ROWS —
--------------------------------------------------

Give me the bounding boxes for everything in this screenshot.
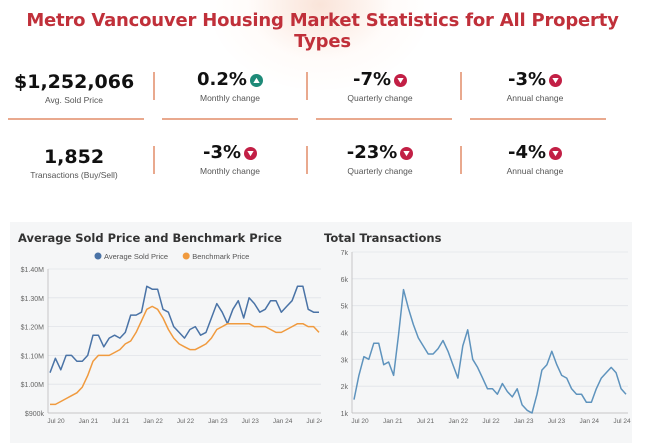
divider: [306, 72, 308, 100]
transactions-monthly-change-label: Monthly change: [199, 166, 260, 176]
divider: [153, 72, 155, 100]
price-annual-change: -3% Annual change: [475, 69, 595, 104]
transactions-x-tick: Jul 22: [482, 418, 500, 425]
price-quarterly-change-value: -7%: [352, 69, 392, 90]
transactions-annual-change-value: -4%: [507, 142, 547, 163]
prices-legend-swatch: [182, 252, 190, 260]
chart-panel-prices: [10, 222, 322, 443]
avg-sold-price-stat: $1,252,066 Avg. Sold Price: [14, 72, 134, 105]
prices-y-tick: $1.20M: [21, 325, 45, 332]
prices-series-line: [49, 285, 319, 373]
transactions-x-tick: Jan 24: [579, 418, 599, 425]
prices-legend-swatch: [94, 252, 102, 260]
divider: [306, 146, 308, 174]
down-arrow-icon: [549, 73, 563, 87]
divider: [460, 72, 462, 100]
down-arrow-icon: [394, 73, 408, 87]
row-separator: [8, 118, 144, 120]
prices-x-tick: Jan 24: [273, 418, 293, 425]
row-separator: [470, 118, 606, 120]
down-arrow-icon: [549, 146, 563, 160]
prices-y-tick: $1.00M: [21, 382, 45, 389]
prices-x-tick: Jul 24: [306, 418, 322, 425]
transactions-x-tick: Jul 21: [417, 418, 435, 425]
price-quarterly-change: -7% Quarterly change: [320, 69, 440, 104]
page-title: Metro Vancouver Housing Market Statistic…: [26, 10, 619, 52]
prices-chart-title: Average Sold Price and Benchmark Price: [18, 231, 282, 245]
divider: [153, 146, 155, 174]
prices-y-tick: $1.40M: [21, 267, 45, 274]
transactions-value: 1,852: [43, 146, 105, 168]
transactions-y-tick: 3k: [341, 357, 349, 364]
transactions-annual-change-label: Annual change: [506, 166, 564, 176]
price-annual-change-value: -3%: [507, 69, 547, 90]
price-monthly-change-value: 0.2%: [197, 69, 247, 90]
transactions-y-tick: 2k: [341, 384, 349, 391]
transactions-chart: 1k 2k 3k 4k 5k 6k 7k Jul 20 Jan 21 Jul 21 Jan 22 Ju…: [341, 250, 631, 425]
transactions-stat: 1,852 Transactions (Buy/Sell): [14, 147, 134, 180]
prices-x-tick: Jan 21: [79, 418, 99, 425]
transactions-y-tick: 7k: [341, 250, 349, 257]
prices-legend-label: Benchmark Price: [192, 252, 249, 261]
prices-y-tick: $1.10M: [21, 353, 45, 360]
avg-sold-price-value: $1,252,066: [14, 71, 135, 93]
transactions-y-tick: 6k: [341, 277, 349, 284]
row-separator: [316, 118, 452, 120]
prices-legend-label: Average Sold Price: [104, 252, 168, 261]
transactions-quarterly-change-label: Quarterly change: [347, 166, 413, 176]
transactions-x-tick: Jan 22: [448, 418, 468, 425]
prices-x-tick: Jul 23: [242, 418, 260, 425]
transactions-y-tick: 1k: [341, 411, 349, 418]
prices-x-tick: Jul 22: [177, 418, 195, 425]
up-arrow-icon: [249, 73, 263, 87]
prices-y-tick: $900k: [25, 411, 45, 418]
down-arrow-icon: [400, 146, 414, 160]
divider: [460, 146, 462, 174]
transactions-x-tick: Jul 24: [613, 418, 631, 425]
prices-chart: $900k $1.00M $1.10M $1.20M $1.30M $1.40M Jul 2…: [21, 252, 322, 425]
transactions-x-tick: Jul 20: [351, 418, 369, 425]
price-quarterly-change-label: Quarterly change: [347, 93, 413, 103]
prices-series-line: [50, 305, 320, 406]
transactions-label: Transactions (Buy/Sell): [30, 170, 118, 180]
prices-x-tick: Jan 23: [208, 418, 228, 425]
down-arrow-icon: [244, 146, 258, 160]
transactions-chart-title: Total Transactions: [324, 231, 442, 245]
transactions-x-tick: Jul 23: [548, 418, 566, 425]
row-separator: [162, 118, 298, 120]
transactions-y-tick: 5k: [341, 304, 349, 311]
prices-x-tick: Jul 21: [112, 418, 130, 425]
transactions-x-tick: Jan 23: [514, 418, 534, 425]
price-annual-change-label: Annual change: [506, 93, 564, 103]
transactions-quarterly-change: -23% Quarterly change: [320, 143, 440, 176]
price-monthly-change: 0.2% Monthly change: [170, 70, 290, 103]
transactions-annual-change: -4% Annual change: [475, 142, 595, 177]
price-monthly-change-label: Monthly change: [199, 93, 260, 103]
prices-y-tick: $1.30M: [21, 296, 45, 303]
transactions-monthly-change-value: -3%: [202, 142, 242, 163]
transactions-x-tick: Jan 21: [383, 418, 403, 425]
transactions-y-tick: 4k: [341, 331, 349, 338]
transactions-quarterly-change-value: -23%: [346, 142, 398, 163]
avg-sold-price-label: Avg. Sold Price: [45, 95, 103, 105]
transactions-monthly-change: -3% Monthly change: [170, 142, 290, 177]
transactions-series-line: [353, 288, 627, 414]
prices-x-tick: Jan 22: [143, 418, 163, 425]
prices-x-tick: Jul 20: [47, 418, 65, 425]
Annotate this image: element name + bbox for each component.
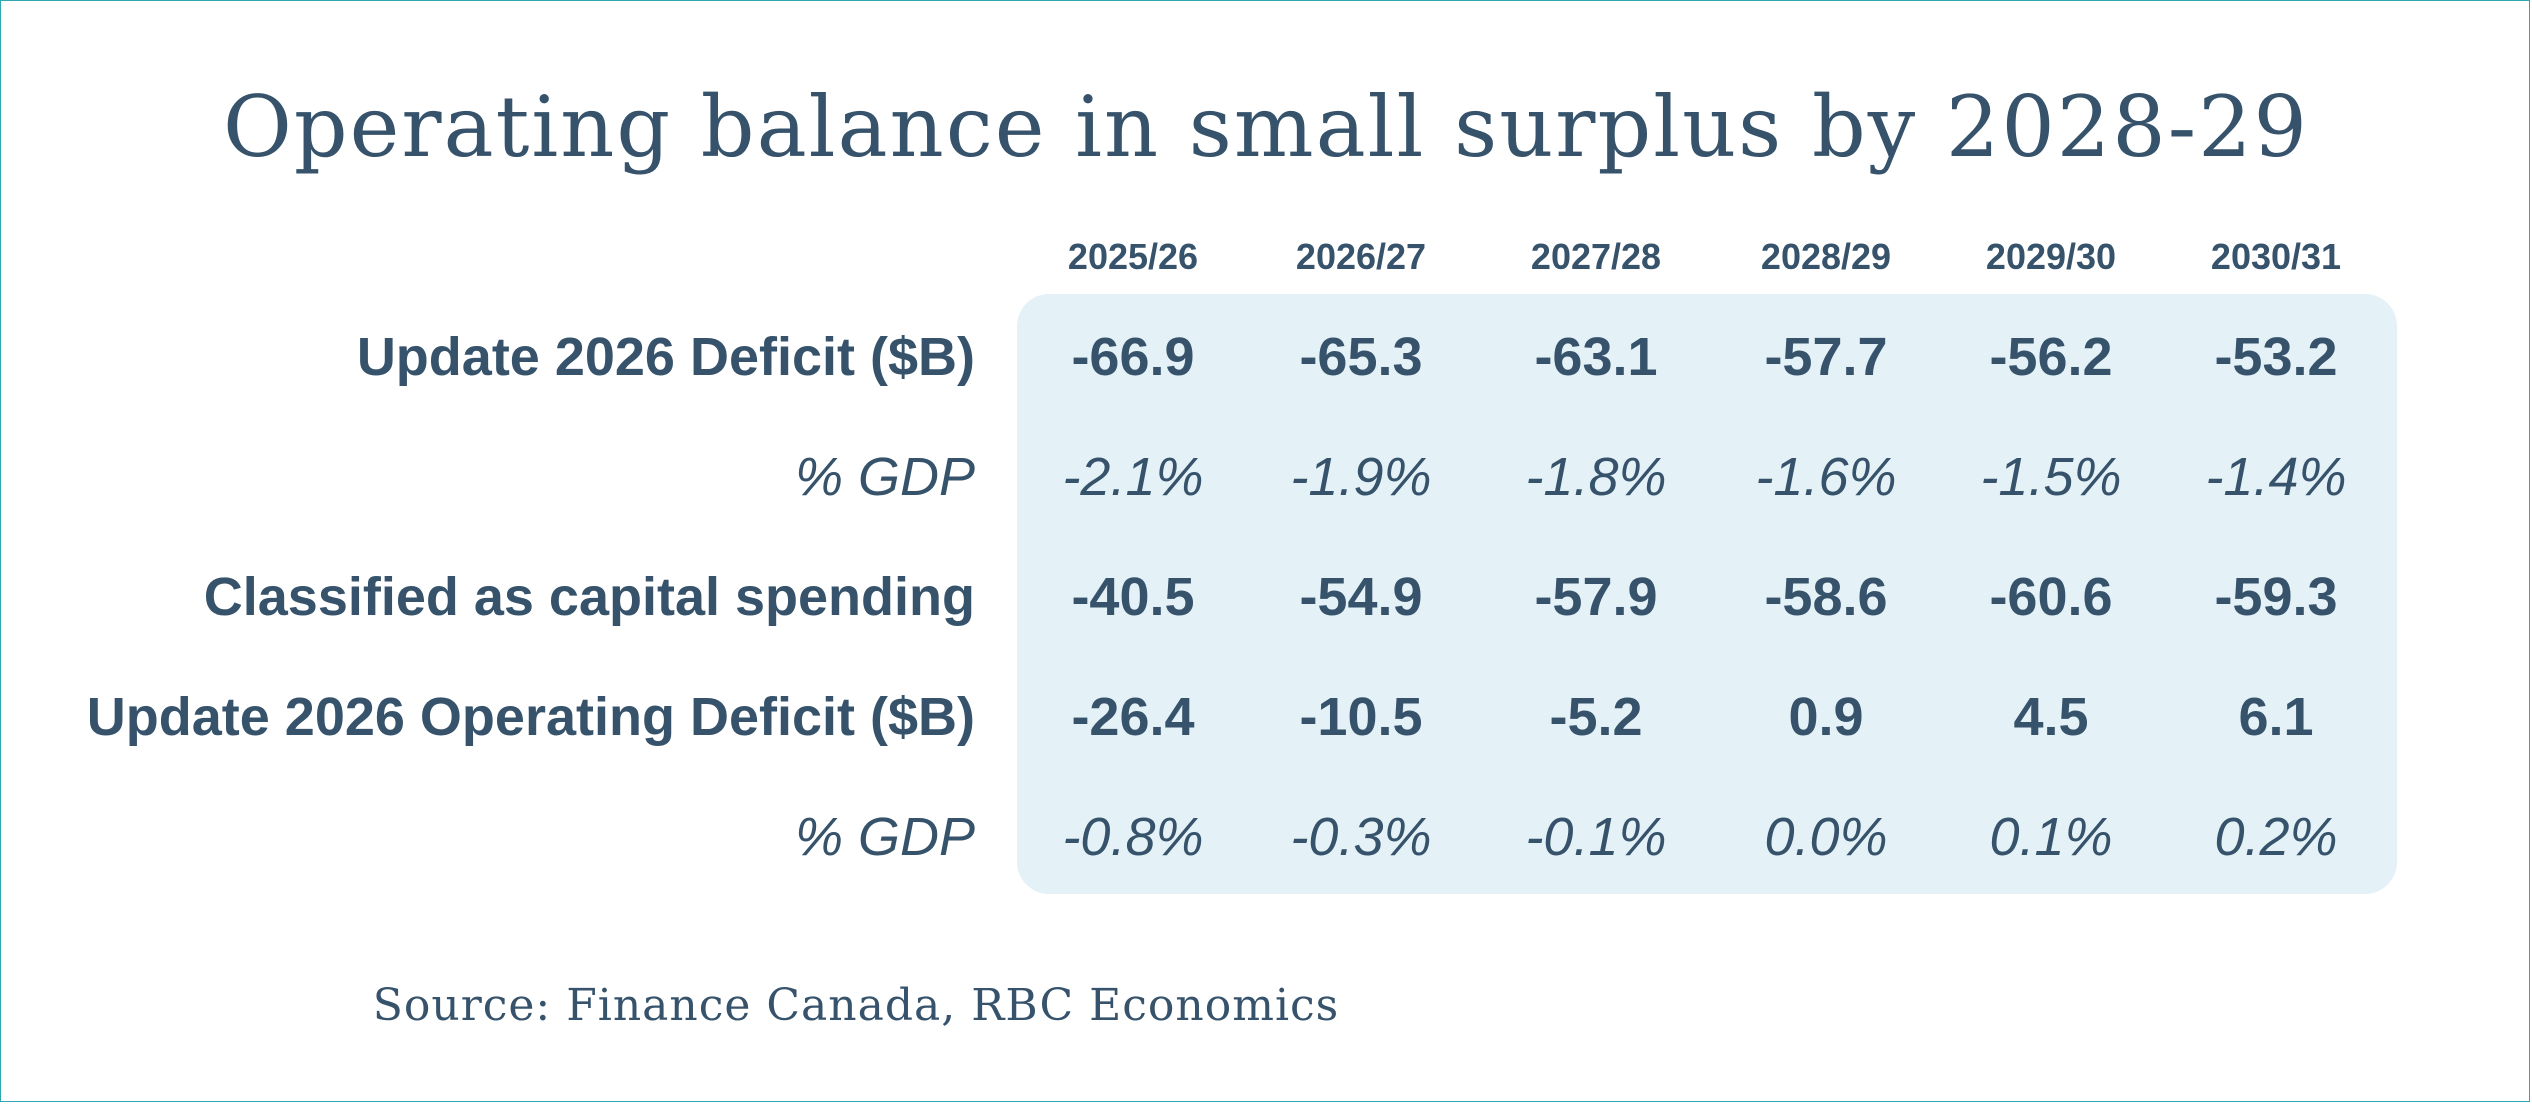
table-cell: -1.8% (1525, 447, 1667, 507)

--------------------------------------------------

BRIEF — Please convert all the rows above into a JSON list of strings with one string per line, skipping any blank lines and leaving out the pictures.

WRITTEN SOLUTION —
[
  "Give me the bounding boxes for everything in this screenshot.",
  "divider: [306, 72, 308, 100]",
  "transactions-monthly-change-label: Monthly change: [199, 166, 260, 176]",
  "divider: [153, 72, 155, 100]",
  "price-annual-change: -3% Annual change: [475, 69, 595, 104]",
  "transactions-x-tick: Jul 22: [482, 418, 500, 425]",
  "price-quarterly-change-value: -7%: [352, 69, 392, 90]",
  "transactions-annual-change-value: -4%: [507, 142, 547, 163]",
  "prices-legend-swatch: [182, 252, 190, 260]",
  "chart-panel-prices: [10, 222, 322, 443]",
  "avg-sold-price-stat: $1,252,066 Avg. Sold Price: [14, 72, 134, 105]",
  "prices-y-tick: $1.20M: [21, 325, 45, 332]",
  "prices-series-line: [49, 285, 319, 373]",
  "transactions-x-tick: Jan 24: [579, 418, 599, 425]",
  "prices-legend-swatch: [94, 252, 102, 260]",
  "divider: [306, 146, 308, 174]",
  "down-arrow-icon: [549, 73, 563, 87]",
  "divider: [460, 72, 462, 100]",
  "down-arrow-icon: [394, 73, 408, 87]",
  "row-separator: [8, 118, 144, 120]",
  "prices-x-tick: Jan 24: [273, 418, 293, 425]",
  "row-separator: [470, 118, 606, 120]",
  "down-arrow-icon: [549, 146, 563, 160]",
  "prices-y-tick: $1.00M: [21, 382, 45, 389]",
  "prices-x-tick: Jul 24: [306, 418, 322, 425]",
  "transactions-x-tick: Jul 21: [417, 418, 435, 425]",
  "price-quarterly-change: -7% Quarterly change: [320, 69, 440, 104]",
  "page-title: Metro Vancouver Housing Market Statistic…: [26, 10, 619, 52]",
  "prices-chart-title: Average Sold Price and Benchmark Price: [18, 231, 282, 245]",
  "divider: [153, 146, 155, 174]",
  "prices-y-tick: $1.40M: [21, 267, 45, 274]",
  "transactions-value: 1,852: [43, 146, 105, 168]",
  "transactions-y-tick: 3k: [341, 357, 349, 364]",
  "transactions-annual-change-label: Annual change: [506, 166, 564, 176]",
  "price-annual-change-value: -3%: [507, 69, 547, 90]",
  "price-monthly-change-value: 0.2%: [197, 69, 247, 90]",
  "transactions-y-tick: 2k: [341, 384, 349, 391]",
  "transactions-chart: 1k 2k 3k 4k 5k 6k 7k Jul 20 Jan 21 Jul 21 Jan 22 Ju…: [341, 250, 631, 425]",
  "transactions-stat: 1,852 Transactions (Buy/Sell): [14, 147, 134, 180]",
  "prices-x-tick: Jan 21: [79, 418, 99, 425]",
  "transactions-y-tick: 7k: [341, 250, 349, 257]",
  "prices-legend-label: Benchmark Price: [192, 252, 249, 261]",
  "prices-y-tick: $1.10M: [21, 353, 45, 360]",
  "avg-sold-price-value: $1,252,066: [14, 71, 135, 93]",
  "transactions-y-tick: 6k: [341, 277, 349, 284]",
  "row-separator: [316, 118, 452, 120]",
  "prices-legend-label: Average Sold Price: [104, 252, 168, 261]",
  "transactions-quarterly-change-label: Quarterly change: [347, 166, 413, 176]",
  "transactions-x-tick: Jan 22: [448, 418, 468, 425]",
  "prices-x-tick: Jul 23: [242, 418, 260, 425]",
  "transactions-y-tick: 1k: [341, 411, 349, 418]",
  "prices-x-tick: Jul 22: [177, 418, 195, 425]",
  "up-arrow-icon: [249, 73, 263, 87]",
  "prices-y-tick: $900k: [25, 411, 45, 418]",
  "down-arrow-icon: [400, 146, 414, 160]",
  "divider: [460, 146, 462, 174]",
  "transactions-x-tick: Jul 24: [613, 418, 631, 425]",
  "prices-chart: $900k $1.00M $1.10M $1.20M $1.30M $1.40M Jul 2…: [21, 252, 322, 425]",
  "transactions-x-tick: Jul 20: [351, 418, 369, 425]",
  "price-quarterly-change-label: Quarterly change: [347, 93, 413, 103]",
  "prices-series-line: [50, 305, 320, 406]",
  "transactions-label: Transactions (Buy/Sell): [30, 170, 118, 180]",
  "prices-x-tick: Jan 23: [208, 418, 228, 425]",
  "down-arrow-icon: [244, 146, 258, 160]",
  "transactions-chart-title: Total Transactions: [324, 231, 442, 245]",
  "transactions-x-tick: Jul 23: [548, 418, 566, 425]",
  "row-separator: [162, 118, 298, 120]",
  "transactions-y-tick: 5k: [341, 304, 349, 311]",
  "prices-x-tick: Jul 21: [112, 418, 130, 425]",
  "transactions-x-tick: Jan 23: [514, 418, 534, 425]",
  "price-annual-change-label: Annual change: [506, 93, 564, 103]",
  "transactions-quarterly-change: -23% Quarterly change: [320, 143, 440, 176]",
  "price-monthly-change: 0.2% Monthly change: [170, 70, 290, 103]",
  "transactions-annual-change: -4% Annual change: [475, 142, 595, 177]",
  "price-monthly-change-label: Monthly change: [199, 93, 260, 103]",
  "prices-y-tick: $1.30M: [21, 296, 45, 303]",
  "transactions-monthly-change-value: -3%: [202, 142, 242, 163]",
  "transactions-x-tick: Jan 21: [383, 418, 403, 425]",
  "transactions-y-tick: 4k: [341, 331, 349, 338]",
  "transactions-quarterly-change-value: -23%: [346, 142, 398, 163]",
  "avg-sold-price-label: Avg. Sold Price: [45, 95, 103, 105]",
  "transactions-monthly-change: -3% Monthly change: [170, 142, 290, 177]",
  "transactions-series-line: [353, 288, 627, 414]",
  "prices-x-tick: Jan 22: [143, 418, 163, 425]",
  "prices-x-tick: Jul 20: [47, 418, 65, 425]",
  "Annotate this image: element name + bbox for each component.",
  "table-cell: -1.8% (1525, 447, 1667, 507)"
]